| WHAT THE TASK REQUIRES |
Transcribe the lines of the records starting with the one that has "Serialize everything readable" in it and ending with the last, and transcribe nothing else.
___
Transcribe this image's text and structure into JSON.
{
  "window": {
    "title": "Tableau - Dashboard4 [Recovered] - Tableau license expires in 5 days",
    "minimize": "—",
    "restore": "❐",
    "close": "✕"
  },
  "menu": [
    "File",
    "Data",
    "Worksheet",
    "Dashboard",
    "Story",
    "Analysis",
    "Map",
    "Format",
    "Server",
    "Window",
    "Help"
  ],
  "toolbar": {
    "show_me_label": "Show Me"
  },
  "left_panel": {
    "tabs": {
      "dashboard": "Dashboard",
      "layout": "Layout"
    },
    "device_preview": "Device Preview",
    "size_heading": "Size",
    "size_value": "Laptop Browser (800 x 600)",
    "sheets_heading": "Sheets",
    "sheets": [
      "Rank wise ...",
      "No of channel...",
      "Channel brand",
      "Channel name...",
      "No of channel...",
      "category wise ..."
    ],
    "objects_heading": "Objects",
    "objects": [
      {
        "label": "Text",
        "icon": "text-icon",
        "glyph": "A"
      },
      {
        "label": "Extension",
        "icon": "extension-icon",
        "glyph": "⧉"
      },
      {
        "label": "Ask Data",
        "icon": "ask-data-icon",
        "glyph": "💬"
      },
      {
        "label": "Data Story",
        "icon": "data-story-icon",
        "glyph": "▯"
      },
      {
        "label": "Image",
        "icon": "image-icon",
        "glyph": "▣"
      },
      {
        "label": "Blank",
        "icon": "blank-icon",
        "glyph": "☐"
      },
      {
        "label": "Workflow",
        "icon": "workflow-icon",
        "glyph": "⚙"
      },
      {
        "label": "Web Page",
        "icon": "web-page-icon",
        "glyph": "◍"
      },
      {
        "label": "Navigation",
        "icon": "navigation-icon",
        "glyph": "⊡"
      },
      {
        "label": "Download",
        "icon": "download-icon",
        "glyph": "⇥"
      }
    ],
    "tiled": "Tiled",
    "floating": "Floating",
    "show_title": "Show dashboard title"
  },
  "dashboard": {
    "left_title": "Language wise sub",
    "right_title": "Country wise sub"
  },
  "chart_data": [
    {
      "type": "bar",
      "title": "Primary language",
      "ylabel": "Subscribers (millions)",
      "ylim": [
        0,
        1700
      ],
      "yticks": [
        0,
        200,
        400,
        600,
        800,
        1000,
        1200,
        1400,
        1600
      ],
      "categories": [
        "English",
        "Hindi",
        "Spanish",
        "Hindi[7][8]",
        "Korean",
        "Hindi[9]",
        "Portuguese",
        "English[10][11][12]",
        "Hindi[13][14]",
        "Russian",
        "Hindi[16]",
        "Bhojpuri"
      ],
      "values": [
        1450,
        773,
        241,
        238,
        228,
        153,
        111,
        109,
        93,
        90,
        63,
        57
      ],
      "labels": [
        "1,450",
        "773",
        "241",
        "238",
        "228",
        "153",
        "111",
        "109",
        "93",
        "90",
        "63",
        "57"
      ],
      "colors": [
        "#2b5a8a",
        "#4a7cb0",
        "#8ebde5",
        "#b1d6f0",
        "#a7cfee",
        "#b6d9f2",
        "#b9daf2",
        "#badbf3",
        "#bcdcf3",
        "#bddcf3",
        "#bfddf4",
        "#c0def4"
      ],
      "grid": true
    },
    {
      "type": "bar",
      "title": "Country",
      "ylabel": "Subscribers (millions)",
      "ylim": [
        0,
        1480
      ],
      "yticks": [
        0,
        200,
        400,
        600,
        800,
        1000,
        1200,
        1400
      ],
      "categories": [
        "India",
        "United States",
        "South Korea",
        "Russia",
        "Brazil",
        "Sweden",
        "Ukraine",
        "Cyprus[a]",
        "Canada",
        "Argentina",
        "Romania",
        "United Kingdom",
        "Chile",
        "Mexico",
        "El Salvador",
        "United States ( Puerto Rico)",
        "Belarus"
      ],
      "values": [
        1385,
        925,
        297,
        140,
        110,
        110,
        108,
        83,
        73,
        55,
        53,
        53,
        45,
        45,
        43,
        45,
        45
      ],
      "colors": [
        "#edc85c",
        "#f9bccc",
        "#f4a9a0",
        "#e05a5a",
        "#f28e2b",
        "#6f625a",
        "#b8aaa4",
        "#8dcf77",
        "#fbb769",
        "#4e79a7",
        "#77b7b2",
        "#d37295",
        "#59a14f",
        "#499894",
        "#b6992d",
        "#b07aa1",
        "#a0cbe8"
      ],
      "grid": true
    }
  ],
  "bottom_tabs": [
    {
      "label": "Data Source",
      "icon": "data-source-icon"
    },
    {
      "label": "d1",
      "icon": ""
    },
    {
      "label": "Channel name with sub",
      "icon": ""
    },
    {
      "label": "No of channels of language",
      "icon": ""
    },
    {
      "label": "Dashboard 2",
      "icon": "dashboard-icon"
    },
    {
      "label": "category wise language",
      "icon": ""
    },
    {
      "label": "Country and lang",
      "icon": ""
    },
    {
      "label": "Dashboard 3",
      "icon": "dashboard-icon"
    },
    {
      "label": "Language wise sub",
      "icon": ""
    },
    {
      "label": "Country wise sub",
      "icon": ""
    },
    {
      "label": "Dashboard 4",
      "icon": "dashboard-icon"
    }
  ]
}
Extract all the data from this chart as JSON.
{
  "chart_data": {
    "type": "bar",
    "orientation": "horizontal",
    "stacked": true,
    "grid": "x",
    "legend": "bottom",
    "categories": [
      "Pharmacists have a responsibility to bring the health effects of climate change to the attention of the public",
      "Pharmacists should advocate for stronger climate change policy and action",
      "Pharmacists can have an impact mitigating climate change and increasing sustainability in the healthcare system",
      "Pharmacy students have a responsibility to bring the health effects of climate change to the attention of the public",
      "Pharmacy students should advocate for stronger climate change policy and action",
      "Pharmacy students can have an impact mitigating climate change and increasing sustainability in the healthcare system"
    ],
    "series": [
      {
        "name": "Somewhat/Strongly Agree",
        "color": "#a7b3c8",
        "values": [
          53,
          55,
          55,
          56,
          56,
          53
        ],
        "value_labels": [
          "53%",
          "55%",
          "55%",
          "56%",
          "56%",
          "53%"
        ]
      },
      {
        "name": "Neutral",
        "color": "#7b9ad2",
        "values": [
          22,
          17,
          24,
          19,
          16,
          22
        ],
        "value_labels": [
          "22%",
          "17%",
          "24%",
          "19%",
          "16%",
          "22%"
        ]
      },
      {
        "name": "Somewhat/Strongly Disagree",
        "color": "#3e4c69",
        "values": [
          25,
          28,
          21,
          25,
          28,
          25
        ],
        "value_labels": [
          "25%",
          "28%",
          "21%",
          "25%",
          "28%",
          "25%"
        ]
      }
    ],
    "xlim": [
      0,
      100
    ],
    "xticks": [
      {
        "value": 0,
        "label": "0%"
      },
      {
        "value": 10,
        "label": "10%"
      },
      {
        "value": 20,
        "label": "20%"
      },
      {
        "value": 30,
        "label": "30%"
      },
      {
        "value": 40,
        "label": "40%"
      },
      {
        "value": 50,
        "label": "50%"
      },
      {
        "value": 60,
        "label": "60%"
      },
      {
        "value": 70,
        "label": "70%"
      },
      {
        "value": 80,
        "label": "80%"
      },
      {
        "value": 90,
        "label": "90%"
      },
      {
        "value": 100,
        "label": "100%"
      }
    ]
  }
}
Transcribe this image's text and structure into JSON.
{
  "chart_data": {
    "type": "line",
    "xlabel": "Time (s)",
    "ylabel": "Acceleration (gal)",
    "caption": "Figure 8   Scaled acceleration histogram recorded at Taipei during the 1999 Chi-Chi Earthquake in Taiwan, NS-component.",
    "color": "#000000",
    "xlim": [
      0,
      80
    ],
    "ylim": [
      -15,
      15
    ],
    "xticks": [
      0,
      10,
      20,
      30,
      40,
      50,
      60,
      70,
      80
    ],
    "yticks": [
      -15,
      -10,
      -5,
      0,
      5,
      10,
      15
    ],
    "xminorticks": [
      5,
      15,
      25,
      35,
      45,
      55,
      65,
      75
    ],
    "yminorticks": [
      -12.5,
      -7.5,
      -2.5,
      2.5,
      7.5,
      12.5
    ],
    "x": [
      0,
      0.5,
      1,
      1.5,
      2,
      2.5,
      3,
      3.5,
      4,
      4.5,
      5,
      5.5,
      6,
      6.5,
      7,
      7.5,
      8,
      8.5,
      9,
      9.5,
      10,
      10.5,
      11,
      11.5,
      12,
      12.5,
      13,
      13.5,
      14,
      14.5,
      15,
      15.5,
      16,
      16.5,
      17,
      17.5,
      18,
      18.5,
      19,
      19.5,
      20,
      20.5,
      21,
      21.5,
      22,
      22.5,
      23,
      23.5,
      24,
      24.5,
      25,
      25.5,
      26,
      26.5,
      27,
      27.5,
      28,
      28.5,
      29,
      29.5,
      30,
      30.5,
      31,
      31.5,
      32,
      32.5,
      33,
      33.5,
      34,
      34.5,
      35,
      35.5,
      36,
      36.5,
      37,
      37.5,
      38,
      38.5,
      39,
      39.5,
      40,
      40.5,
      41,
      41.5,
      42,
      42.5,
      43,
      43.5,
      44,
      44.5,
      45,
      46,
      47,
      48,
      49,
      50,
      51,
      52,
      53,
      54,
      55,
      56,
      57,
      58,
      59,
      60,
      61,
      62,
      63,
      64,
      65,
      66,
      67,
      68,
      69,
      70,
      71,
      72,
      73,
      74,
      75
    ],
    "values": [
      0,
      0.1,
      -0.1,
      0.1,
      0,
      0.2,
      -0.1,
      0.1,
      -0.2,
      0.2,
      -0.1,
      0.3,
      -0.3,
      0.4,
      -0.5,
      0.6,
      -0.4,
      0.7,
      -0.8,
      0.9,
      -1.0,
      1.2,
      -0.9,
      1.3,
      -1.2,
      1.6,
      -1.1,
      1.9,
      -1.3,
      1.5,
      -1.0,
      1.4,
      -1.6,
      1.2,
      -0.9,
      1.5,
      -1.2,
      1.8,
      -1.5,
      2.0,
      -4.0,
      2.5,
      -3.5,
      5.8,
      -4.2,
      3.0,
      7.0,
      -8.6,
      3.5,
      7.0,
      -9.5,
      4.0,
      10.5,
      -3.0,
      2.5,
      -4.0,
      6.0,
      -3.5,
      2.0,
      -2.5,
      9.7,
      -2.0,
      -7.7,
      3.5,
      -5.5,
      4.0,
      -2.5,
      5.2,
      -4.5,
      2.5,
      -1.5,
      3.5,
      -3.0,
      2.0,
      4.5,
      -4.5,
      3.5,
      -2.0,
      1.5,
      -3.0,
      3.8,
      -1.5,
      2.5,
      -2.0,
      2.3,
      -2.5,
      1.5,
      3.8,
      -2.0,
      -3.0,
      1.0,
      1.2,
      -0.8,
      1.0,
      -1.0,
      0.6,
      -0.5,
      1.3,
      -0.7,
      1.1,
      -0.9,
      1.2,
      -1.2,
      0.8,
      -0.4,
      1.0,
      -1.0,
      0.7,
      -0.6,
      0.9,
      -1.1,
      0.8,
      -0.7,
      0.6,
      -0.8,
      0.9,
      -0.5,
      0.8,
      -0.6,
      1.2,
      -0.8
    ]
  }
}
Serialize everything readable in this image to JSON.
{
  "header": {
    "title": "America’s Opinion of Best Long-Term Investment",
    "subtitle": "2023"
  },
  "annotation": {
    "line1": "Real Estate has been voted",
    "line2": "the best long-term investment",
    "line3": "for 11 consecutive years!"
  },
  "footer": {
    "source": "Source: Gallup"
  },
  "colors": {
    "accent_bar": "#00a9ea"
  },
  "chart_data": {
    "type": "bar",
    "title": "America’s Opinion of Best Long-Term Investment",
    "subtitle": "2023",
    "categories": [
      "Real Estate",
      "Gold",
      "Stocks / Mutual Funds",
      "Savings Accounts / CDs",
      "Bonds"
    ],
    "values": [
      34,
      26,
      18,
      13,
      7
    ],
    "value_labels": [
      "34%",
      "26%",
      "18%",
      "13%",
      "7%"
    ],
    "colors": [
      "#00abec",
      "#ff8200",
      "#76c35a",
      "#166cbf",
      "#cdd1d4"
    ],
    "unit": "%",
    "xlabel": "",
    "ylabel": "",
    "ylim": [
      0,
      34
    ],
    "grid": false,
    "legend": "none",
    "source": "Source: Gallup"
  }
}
___
| EXPECTED ANSWER |
Serialize everything readable in this image to JSON.
{
  "header": {
    "title": "America’s Opinion of Best Long-Term Investment",
    "subtitle": "2023"
  },
  "annotation": {
    "line1": "Real Estate has been voted",
    "line2": "the best long-term investment",
    "line3": "for 11 consecutive years!"
  },
  "footer": {
    "source": "Source: Gallup"
  },
  "colors": {
    "accent_bar": "#00a9ea"
  },
  "chart_data": {
    "type": "bar",
    "title": "America’s Opinion of Best Long-Term Investment",
    "subtitle": "2023",
    "categories": [
      "Real Estate",
      "Gold",
      "Stocks / Mutual Funds",
      "Savings Accounts / CDs",
      "Bonds"
    ],
    "values": [
      34,
      26,
      18,
      13,
      7
    ],
    "value_labels": [
      "34%",
      "26%",
      "18%",
      "13%",
      "7%"
    ],
    "colors": [
      "#00abec",
      "#ff8200",
      "#76c35a",
      "#166cbf",
      "#cdd1d4"
    ],
    "unit": "%",
    "xlabel": "",
    "ylabel": "",
    "ylim": [
      0,
      34
    ],
    "grid": false,
    "legend": "none",
    "source": "Source: Gallup"
  }
}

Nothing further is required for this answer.